Saved data entries:
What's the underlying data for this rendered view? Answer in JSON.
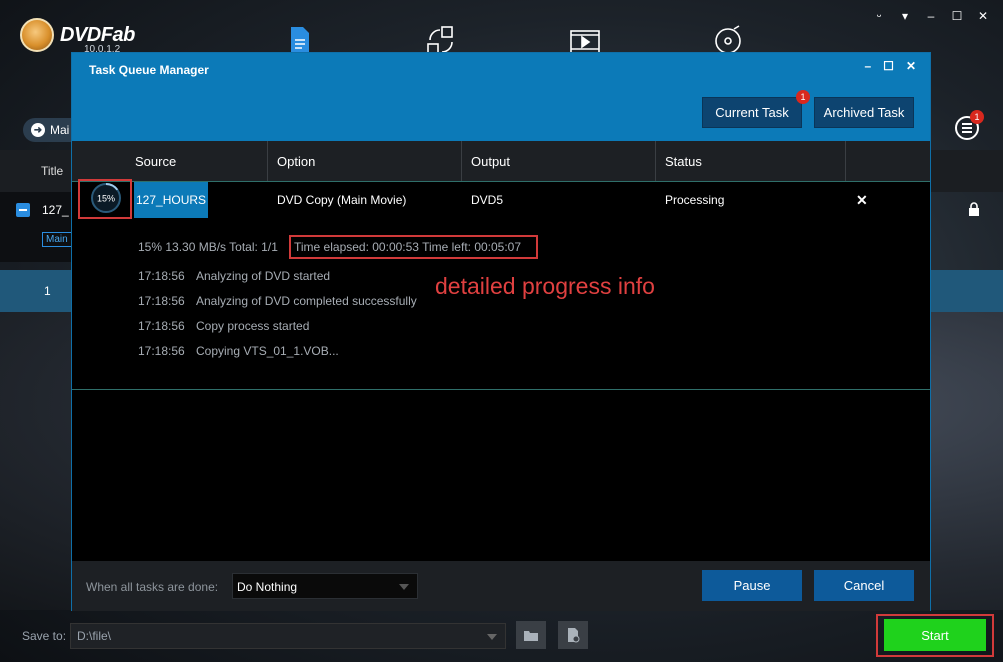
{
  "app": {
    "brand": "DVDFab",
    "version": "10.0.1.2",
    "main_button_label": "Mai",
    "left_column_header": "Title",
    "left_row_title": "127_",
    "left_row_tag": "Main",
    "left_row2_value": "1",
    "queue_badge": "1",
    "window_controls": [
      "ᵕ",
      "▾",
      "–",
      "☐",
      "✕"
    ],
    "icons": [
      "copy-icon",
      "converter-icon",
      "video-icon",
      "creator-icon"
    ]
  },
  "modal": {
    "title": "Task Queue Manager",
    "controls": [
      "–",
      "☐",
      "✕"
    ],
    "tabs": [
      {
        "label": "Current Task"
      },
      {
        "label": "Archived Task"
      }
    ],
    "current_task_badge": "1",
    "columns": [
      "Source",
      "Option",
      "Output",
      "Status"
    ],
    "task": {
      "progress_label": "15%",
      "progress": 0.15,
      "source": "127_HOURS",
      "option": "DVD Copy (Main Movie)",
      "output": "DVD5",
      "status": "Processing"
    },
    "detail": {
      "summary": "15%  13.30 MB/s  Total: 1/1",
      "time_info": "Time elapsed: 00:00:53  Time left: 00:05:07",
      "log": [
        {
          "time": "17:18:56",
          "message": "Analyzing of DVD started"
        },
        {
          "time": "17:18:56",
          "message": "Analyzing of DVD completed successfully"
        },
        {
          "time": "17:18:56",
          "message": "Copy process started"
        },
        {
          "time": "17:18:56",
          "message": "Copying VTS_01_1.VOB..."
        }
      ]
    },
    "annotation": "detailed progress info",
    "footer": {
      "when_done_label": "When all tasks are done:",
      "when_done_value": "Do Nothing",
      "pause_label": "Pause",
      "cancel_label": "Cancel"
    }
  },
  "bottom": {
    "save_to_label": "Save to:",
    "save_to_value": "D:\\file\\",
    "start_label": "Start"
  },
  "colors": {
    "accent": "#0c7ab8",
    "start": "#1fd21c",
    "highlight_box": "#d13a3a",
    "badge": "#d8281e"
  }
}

• Given request:
Output the material word for word, omitting its pictures.

• Task output:
What's the underlying data for this rendered view? Answer in JSON.
{
  "app": {
    "brand": "DVDFab",
    "version": "10.0.1.2",
    "main_button_label": "Mai",
    "left_column_header": "Title",
    "left_row_title": "127_",
    "left_row_tag": "Main",
    "left_row2_value": "1",
    "queue_badge": "1",
    "window_controls": [
      "ᵕ",
      "▾",
      "–",
      "☐",
      "✕"
    ],
    "icons": [
      "copy-icon",
      "converter-icon",
      "video-icon",
      "creator-icon"
    ]
  },
  "modal": {
    "title": "Task Queue Manager",
    "controls": [
      "–",
      "☐",
      "✕"
    ],
    "tabs": [
      {
        "label": "Current Task"
      },
      {
        "label": "Archived Task"
      }
    ],
    "current_task_badge": "1",
    "columns": [
      "Source",
      "Option",
      "Output",
      "Status"
    ],
    "task": {
      "progress_label": "15%",
      "progress": 0.15,
      "source": "127_HOURS",
      "option": "DVD Copy (Main Movie)",
      "output": "DVD5",
      "status": "Processing"
    },
    "detail": {
      "summary": "15%  13.30 MB/s  Total: 1/1",
      "time_info": "Time elapsed: 00:00:53  Time left: 00:05:07",
      "log": [
        {
          "time": "17:18:56",
          "message": "Analyzing of DVD started"
        },
        {
          "time": "17:18:56",
          "message": "Analyzing of DVD completed successfully"
        },
        {
          "time": "17:18:56",
          "message": "Copy process started"
        },
        {
          "time": "17:18:56",
          "message": "Copying VTS_01_1.VOB..."
        }
      ]
    },
    "annotation": "detailed progress info",
    "footer": {
      "when_done_label": "When all tasks are done:",
      "when_done_value": "Do Nothing",
      "pause_label": "Pause",
      "cancel_label": "Cancel"
    }
  },
  "bottom": {
    "save_to_label": "Save to:",
    "save_to_value": "D:\\file\\",
    "start_label": "Start"
  },
  "colors": {
    "accent": "#0c7ab8",
    "start": "#1fd21c",
    "highlight_box": "#d13a3a",
    "badge": "#d8281e"
  }
}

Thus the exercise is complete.